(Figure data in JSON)
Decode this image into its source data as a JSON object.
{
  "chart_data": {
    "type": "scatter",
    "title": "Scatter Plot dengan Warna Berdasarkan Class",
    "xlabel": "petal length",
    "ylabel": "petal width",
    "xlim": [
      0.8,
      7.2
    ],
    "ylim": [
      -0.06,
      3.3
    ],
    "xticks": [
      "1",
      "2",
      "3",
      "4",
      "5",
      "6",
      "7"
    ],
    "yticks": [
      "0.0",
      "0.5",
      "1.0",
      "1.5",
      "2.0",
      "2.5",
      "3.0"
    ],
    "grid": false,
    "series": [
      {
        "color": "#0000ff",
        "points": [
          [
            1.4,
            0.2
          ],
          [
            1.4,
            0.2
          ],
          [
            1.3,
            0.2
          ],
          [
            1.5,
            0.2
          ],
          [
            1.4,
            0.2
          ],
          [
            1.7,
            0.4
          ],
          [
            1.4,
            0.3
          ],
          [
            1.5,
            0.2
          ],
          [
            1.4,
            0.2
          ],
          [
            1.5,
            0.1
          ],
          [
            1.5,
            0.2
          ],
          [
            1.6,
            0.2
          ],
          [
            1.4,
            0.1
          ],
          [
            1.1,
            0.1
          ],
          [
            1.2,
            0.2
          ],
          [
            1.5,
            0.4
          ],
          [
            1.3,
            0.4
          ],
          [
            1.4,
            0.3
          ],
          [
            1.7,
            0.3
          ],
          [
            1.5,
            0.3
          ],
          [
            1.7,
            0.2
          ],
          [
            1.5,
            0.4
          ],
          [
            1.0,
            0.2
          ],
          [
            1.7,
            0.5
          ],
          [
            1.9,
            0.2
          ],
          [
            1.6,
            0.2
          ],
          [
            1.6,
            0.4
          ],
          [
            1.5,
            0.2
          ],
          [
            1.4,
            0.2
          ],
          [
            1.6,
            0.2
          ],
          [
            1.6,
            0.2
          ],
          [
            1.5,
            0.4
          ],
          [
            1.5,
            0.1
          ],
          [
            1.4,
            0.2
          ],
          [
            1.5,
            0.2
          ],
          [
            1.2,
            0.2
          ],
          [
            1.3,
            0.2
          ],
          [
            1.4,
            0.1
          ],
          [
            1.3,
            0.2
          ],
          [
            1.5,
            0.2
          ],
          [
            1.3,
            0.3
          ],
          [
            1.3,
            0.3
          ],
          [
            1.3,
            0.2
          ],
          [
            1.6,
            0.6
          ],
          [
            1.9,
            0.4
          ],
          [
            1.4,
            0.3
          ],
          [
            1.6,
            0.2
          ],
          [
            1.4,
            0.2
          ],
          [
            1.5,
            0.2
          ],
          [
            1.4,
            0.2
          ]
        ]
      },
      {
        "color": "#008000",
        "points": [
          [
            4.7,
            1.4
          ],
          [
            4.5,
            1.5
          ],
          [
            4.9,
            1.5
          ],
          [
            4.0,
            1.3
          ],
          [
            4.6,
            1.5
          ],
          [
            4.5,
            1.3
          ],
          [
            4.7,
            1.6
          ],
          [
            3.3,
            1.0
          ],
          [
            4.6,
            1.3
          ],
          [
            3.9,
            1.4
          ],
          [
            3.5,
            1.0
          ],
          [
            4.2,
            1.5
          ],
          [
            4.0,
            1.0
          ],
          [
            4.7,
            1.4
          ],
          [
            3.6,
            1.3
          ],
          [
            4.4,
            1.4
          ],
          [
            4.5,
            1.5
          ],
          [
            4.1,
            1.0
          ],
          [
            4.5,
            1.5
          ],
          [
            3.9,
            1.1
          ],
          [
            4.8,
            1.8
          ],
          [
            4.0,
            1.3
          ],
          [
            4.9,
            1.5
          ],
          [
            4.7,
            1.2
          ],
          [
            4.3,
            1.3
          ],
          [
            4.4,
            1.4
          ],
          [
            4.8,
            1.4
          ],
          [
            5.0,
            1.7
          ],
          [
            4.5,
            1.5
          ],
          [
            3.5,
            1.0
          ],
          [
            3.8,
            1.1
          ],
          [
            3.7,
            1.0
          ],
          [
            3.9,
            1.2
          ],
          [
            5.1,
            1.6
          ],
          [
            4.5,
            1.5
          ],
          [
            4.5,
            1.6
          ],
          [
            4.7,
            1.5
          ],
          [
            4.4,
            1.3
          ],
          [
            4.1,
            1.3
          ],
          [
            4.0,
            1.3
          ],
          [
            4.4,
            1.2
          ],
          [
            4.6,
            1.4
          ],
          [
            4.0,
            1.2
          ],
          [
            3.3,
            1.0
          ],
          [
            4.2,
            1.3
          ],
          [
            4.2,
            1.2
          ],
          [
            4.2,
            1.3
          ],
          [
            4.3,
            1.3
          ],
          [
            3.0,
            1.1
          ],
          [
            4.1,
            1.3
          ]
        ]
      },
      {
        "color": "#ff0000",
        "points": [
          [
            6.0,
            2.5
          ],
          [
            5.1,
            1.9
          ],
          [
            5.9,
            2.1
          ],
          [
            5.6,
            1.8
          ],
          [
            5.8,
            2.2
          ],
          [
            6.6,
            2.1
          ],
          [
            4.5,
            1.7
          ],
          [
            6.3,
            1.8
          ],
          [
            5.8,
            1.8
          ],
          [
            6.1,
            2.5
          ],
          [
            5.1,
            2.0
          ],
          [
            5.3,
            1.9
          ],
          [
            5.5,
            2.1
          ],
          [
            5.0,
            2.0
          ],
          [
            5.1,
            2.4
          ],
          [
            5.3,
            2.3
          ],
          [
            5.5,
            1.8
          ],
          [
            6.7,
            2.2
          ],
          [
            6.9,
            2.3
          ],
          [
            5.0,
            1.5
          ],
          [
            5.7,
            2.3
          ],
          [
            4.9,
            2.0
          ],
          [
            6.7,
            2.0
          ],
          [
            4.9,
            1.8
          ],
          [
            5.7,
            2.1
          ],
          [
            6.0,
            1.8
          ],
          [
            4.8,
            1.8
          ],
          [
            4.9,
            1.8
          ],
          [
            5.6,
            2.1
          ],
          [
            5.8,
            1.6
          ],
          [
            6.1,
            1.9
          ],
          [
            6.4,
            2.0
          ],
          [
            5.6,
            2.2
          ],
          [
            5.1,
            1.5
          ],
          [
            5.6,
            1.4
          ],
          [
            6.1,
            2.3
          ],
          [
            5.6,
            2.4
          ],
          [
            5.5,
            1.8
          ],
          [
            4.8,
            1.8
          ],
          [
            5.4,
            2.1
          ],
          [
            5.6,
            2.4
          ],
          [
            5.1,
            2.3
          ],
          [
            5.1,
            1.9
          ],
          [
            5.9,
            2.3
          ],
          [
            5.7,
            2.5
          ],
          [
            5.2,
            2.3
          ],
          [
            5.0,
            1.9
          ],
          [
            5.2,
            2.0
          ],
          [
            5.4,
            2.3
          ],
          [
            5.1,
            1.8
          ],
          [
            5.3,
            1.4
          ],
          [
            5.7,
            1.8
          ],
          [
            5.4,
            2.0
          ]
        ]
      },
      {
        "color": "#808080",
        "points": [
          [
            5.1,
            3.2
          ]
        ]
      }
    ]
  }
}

(EXERCISE REQUIREMENTS) Please repeat the material above, word for word and in full.

(COMPLETE OUTPUT)
Decode this image into its source data as a JSON object.
{
  "chart_data": {
    "type": "scatter",
    "title": "Scatter Plot dengan Warna Berdasarkan Class",
    "xlabel": "petal length",
    "ylabel": "petal width",
    "xlim": [
      0.8,
      7.2
    ],
    "ylim": [
      -0.06,
      3.3
    ],
    "xticks": [
      "1",
      "2",
      "3",
      "4",
      "5",
      "6",
      "7"
    ],
    "yticks": [
      "0.0",
      "0.5",
      "1.0",
      "1.5",
      "2.0",
      "2.5",
      "3.0"
    ],
    "grid": false,
    "series": [
      {
        "color": "#0000ff",
        "points": [
          [
            1.4,
            0.2
          ],
          [
            1.4,
            0.2
          ],
          [
            1.3,
            0.2
          ],
          [
            1.5,
            0.2
          ],
          [
            1.4,
            0.2
          ],
          [
            1.7,
            0.4
          ],
          [
            1.4,
            0.3
          ],
          [
            1.5,
            0.2
          ],
          [
            1.4,
            0.2
          ],
          [
            1.5,
            0.1
          ],
          [
            1.5,
            0.2
          ],
          [
            1.6,
            0.2
          ],
          [
            1.4,
            0.1
          ],
          [
            1.1,
            0.1
          ],
          [
            1.2,
            0.2
          ],
          [
            1.5,
            0.4
          ],
          [
            1.3,
            0.4
          ],
          [
            1.4,
            0.3
          ],
          [
            1.7,
            0.3
          ],
          [
            1.5,
            0.3
          ],
          [
            1.7,
            0.2
          ],
          [
            1.5,
            0.4
          ],
          [
            1.0,
            0.2
          ],
          [
            1.7,
            0.5
          ],
          [
            1.9,
            0.2
          ],
          [
            1.6,
            0.2
          ],
          [
            1.6,
            0.4
          ],
          [
            1.5,
            0.2
          ],
          [
            1.4,
            0.2
          ],
          [
            1.6,
            0.2
          ],
          [
            1.6,
            0.2
          ],
          [
            1.5,
            0.4
          ],
          [
            1.5,
            0.1
          ],
          [
            1.4,
            0.2
          ],
          [
            1.5,
            0.2
          ],
          [
            1.2,
            0.2
          ],
          [
            1.3,
            0.2
          ],
          [
            1.4,
            0.1
          ],
          [
            1.3,
            0.2
          ],
          [
            1.5,
            0.2
          ],
          [
            1.3,
            0.3
          ],
          [
            1.3,
            0.3
          ],
          [
            1.3,
            0.2
          ],
          [
            1.6,
            0.6
          ],
          [
            1.9,
            0.4
          ],
          [
            1.4,
            0.3
          ],
          [
            1.6,
            0.2
          ],
          [
            1.4,
            0.2
          ],
          [
            1.5,
            0.2
          ],
          [
            1.4,
            0.2
          ]
        ]
      },
      {
        "color": "#008000",
        "points": [
          [
            4.7,
            1.4
          ],
          [
            4.5,
            1.5
          ],
          [
            4.9,
            1.5
          ],
          [
            4.0,
            1.3
          ],
          [
            4.6,
            1.5
          ],
          [
            4.5,
            1.3
          ],
          [
            4.7,
            1.6
          ],
          [
            3.3,
            1.0
          ],
          [
            4.6,
            1.3
          ],
          [
            3.9,
            1.4
          ],
          [
            3.5,
            1.0
          ],
          [
            4.2,
            1.5
          ],
          [
            4.0,
            1.0
          ],
          [
            4.7,
            1.4
          ],
          [
            3.6,
            1.3
          ],
          [
            4.4,
            1.4
          ],
          [
            4.5,
            1.5
          ],
          [
            4.1,
            1.0
          ],
          [
            4.5,
            1.5
          ],
          [
            3.9,
            1.1
          ],
          [
            4.8,
            1.8
          ],
          [
            4.0,
            1.3
          ],
          [
            4.9,
            1.5
          ],
          [
            4.7,
            1.2
          ],
          [
            4.3,
            1.3
          ],
          [
            4.4,
            1.4
          ],
          [
            4.8,
            1.4
          ],
          [
            5.0,
            1.7
          ],
          [
            4.5,
            1.5
          ],
          [
            3.5,
            1.0
          ],
          [
            3.8,
            1.1
          ],
          [
            3.7,
            1.0
          ],
          [
            3.9,
            1.2
          ],
          [
            5.1,
            1.6
          ],
          [
            4.5,
            1.5
          ],
          [
            4.5,
            1.6
          ],
          [
            4.7,
            1.5
          ],
          [
            4.4,
            1.3
          ],
          [
            4.1,
            1.3
          ],
          [
            4.0,
            1.3
          ],
          [
            4.4,
            1.2
          ],
          [
            4.6,
            1.4
          ],
          [
            4.0,
            1.2
          ],
          [
            3.3,
            1.0
          ],
          [
            4.2,
            1.3
          ],
          [
            4.2,
            1.2
          ],
          [
            4.2,
            1.3
          ],
          [
            4.3,
            1.3
          ],
          [
            3.0,
            1.1
          ],
          [
            4.1,
            1.3
          ]
        ]
      },
      {
        "color": "#ff0000",
        "points": [
          [
            6.0,
            2.5
          ],
          [
            5.1,
            1.9
          ],
          [
            5.9,
            2.1
          ],
          [
            5.6,
            1.8
          ],
          [
            5.8,
            2.2
          ],
          [
            6.6,
            2.1
          ],
          [
            4.5,
            1.7
          ],
          [
            6.3,
            1.8
          ],
          [
            5.8,
            1.8
          ],
          [
            6.1,
            2.5
          ],
          [
            5.1,
            2.0
          ],
          [
            5.3,
            1.9
          ],
          [
            5.5,
            2.1
          ],
          [
            5.0,
            2.0
          ],
          [
            5.1,
            2.4
          ],
          [
            5.3,
            2.3
          ],
          [
            5.5,
            1.8
          ],
          [
            6.7,
            2.2
          ],
          [
            6.9,
            2.3
          ],
          [
            5.0,
            1.5
          ],
          [
            5.7,
            2.3
          ],
          [
            4.9,
            2.0
          ],
          [
            6.7,
            2.0
          ],
          [
            4.9,
            1.8
          ],
          [
            5.7,
            2.1
          ],
          [
            6.0,
            1.8
          ],
          [
            4.8,
            1.8
          ],
          [
            4.9,
            1.8
          ],
          [
            5.6,
            2.1
          ],
          [
            5.8,
            1.6
          ],
          [
            6.1,
            1.9
          ],
          [
            6.4,
            2.0
          ],
          [
            5.6,
            2.2
          ],
          [
            5.1,
            1.5
          ],
          [
            5.6,
            1.4
          ],
          [
            6.1,
            2.3
          ],
          [
            5.6,
            2.4
          ],
          [
            5.5,
            1.8
          ],
          [
            4.8,
            1.8
          ],
          [
            5.4,
            2.1
          ],
          [
            5.6,
            2.4
          ],
          [
            5.1,
            2.3
          ],
          [
            5.1,
            1.9
          ],
          [
            5.9,
            2.3
          ],
          [
            5.7,
            2.5
          ],
          [
            5.2,
            2.3
          ],
          [
            5.0,
            1.9
          ],
          [
            5.2,
            2.0
          ],
          [
            5.4,
            2.3
          ],
          [
            5.1,
            1.8
          ],
          [
            5.3,
            1.4
          ],
          [
            5.7,
            1.8
          ],
          [
            5.4,
            2.0
          ]
        ]
      },
      {
        "color": "#808080",
        "points": [
          [
            5.1,
            3.2
          ]
        ]
      }
    ]
  }
}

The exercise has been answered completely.